Work required:
Your answer should repeat the listing in full, with no line missing or altered.
***** Data supplied
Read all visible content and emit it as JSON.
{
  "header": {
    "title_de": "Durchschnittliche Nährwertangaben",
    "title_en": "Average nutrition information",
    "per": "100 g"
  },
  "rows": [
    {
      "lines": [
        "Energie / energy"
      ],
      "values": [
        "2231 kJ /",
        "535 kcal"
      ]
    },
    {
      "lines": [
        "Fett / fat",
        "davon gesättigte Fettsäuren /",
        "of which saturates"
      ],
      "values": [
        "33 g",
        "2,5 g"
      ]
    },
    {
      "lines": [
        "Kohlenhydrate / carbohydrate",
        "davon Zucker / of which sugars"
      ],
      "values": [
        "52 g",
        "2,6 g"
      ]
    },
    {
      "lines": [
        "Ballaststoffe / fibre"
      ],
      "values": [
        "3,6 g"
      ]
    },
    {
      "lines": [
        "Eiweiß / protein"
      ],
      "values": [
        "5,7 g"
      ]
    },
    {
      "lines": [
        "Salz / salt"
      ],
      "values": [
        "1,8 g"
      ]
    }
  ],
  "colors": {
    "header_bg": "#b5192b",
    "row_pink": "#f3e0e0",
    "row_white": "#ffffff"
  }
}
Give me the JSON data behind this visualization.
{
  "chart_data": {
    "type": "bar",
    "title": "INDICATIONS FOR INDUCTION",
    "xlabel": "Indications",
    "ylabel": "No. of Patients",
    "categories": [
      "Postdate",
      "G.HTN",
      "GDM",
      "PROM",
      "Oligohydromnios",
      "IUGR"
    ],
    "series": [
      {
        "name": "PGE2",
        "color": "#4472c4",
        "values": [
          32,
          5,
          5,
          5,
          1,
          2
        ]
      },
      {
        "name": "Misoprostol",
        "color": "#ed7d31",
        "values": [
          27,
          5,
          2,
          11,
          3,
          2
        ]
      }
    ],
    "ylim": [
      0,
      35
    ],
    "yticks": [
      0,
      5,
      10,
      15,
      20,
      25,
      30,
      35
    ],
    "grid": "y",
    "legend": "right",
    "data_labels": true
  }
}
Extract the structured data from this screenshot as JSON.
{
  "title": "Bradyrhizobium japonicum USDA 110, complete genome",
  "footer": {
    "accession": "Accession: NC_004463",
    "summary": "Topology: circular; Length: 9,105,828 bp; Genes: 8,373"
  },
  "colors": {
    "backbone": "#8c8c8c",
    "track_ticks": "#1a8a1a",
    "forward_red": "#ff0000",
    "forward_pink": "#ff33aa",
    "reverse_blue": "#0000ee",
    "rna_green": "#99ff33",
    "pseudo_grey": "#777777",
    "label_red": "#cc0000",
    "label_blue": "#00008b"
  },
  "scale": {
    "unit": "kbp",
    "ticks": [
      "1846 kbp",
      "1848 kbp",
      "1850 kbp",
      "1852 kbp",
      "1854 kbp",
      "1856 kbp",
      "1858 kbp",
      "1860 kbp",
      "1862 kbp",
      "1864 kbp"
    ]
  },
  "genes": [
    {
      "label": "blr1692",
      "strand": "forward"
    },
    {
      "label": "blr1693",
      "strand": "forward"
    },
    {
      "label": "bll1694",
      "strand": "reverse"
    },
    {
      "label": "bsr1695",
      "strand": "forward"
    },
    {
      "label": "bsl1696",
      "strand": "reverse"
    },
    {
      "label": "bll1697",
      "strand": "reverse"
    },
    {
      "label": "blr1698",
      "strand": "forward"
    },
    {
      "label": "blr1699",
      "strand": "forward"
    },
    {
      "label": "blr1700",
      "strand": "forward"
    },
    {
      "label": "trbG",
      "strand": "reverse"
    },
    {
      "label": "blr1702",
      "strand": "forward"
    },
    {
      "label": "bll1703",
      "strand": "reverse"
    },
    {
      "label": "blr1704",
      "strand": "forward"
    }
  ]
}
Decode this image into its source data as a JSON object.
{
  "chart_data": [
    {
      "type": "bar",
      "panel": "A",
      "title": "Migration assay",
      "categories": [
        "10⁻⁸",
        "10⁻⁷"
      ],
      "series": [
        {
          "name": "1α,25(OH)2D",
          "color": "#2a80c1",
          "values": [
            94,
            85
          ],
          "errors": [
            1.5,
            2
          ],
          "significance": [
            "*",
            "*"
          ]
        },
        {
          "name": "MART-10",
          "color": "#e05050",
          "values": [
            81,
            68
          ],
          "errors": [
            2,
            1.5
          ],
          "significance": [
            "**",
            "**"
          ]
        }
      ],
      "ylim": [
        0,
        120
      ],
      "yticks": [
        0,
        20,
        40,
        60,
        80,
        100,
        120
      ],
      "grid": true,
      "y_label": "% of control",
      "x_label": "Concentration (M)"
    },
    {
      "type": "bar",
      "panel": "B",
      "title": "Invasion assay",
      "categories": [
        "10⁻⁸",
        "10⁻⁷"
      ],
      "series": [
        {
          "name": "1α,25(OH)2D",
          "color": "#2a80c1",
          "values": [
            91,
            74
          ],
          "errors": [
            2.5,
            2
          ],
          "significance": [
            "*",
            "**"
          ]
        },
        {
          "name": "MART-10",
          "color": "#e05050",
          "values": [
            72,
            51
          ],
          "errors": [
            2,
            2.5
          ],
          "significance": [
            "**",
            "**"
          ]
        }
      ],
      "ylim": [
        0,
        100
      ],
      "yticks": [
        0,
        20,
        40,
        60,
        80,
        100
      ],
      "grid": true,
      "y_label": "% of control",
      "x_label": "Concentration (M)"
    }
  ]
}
**********
Answer space:
Read all visible content and emit it as JSON.
{
  "header": {
    "title_de": "Durchschnittliche Nährwertangaben",
    "title_en": "Average nutrition information",
    "per": "100 g"
  },
  "rows": [
    {
      "lines": [
        "Energie / energy"
      ],
      "values": [
        "2231 kJ /",
        "535 kcal"
      ]
    },
    {
      "lines": [
        "Fett / fat",
        "davon gesättigte Fettsäuren /",
        "of which saturates"
      ],
      "values": [
        "33 g",
        "2,5 g"
      ]
    },
    {
      "lines": [
        "Kohlenhydrate / carbohydrate",
        "davon Zucker / of which sugars"
      ],
      "values": [
        "52 g",
        "2,6 g"
      ]
    },
    {
      "lines": [
        "Ballaststoffe / fibre"
      ],
      "values": [
        "3,6 g"
      ]
    },
    {
      "lines": [
        "Eiweiß / protein"
      ],
      "values": [
        "5,7 g"
      ]
    },
    {
      "lines": [
        "Salz / salt"
      ],
      "values": [
        "1,8 g"
      ]
    }
  ],
  "colors": {
    "header_bg": "#b5192b",
    "row_pink": "#f3e0e0",
    "row_white": "#ffffff"
  }
}
Give me the JSON data behind this visualization.
{
  "chart_data": {
    "type": "bar",
    "title": "INDICATIONS FOR INDUCTION",
    "xlabel": "Indications",
    "ylabel": "No. of Patients",
    "categories": [
      "Postdate",
      "G.HTN",
      "GDM",
      "PROM",
      "Oligohydromnios",
      "IUGR"
    ],
    "series": [
      {
        "name": "PGE2",
        "color": "#4472c4",
        "values": [
          32,
          5,
          5,
          5,
          1,
          2
        ]
      },
      {
        "name": "Misoprostol",
        "color": "#ed7d31",
        "values": [
          27,
          5,
          2,
          11,
          3,
          2
        ]
      }
    ],
    "ylim": [
      0,
      35
    ],
    "yticks": [
      0,
      5,
      10,
      15,
      20,
      25,
      30,
      35
    ],
    "grid": "y",
    "legend": "right",
    "data_labels": true
  }
}
Extract the structured data from this screenshot as JSON.
{
  "title": "Bradyrhizobium japonicum USDA 110, complete genome",
  "footer": {
    "accession": "Accession: NC_004463",
    "summary": "Topology: circular; Length: 9,105,828 bp; Genes: 8,373"
  },
  "colors": {
    "backbone": "#8c8c8c",
    "track_ticks": "#1a8a1a",
    "forward_red": "#ff0000",
    "forward_pink": "#ff33aa",
    "reverse_blue": "#0000ee",
    "rna_green": "#99ff33",
    "pseudo_grey": "#777777",
    "label_red": "#cc0000",
    "label_blue": "#00008b"
  },
  "scale": {
    "unit": "kbp",
    "ticks": [
      "1846 kbp",
      "1848 kbp",
      "1850 kbp",
      "1852 kbp",
      "1854 kbp",
      "1856 kbp",
      "1858 kbp",
      "1860 kbp",
      "1862 kbp",
      "1864 kbp"
    ]
  },
  "genes": [
    {
      "label": "blr1692",
      "strand": "forward"
    },
    {
      "label": "blr1693",
      "strand": "forward"
    },
    {
      "label": "bll1694",
      "strand": "reverse"
    },
    {
      "label": "bsr1695",
      "strand": "forward"
    },
    {
      "label": "bsl1696",
      "strand": "reverse"
    },
    {
      "label": "bll1697",
      "strand": "reverse"
    },
    {
      "label": "blr1698",
      "strand": "forward"
    },
    {
      "label": "blr1699",
      "strand": "forward"
    },
    {
      "label": "blr1700",
      "strand": "forward"
    },
    {
      "label": "trbG",
      "strand": "reverse"
    },
    {
      "label": "blr1702",
      "strand": "forward"
    },
    {
      "label": "bll1703",
      "strand": "reverse"
    },
    {
      "label": "blr1704",
      "strand": "forward"
    }
  ]
}
Decode this image into its source data as a JSON object.
{
  "chart_data": [
    {
      "type": "bar",
      "panel": "A",
      "title": "Migration assay",
      "categories": [
        "10⁻⁸",
        "10⁻⁷"
      ],
      "series": [
        {
          "name": "1α,25(OH)2D",
          "color": "#2a80c1",
          "values": [
            94,
            85
          ],
          "errors": [
            1.5,
            2
          ],
          "significance": [
            "*",
            "*"
          ]
        },
        {
          "name": "MART-10",
          "color": "#e05050",
          "values": [
            81,
            68
          ],
          "errors": [
            2,
            1.5
          ],
          "significance": [
            "**",
            "**"
          ]
        }
      ],
      "ylim": [
        0,
        120
      ],
      "yticks": [
        0,
        20,
        40,
        60,
        80,
        100,
        120
      ],
      "grid": true,
      "y_label": "% of control",
      "x_label": "Concentration (M)"
    },
    {
      "type": "bar",
      "panel": "B",
      "title": "Invasion assay",
      "categories": [
        "10⁻⁸",
        "10⁻⁷"
      ],
      "series": [
        {
          "name": "1α,25(OH)2D",
          "color": "#2a80c1",
          "values": [
            91,
            74
          ],
          "errors": [
            2.5,
            2
          ],
          "significance": [
            "*",
            "**"
          ]
        },
        {
          "name": "MART-10",
          "color": "#e05050",
          "values": [
            72,
            51
          ],
          "errors": [
            2,
            2.5
          ],
          "significance": [
            "**",
            "**"
          ]
        }
      ],
      "ylim": [
        0,
        100
      ],
      "yticks": [
        0,
        20,
        40,
        60,
        80,
        100
      ],
      "grid": true,
      "y_label": "% of control",
      "x_label": "Concentration (M)"
    }
  ]
}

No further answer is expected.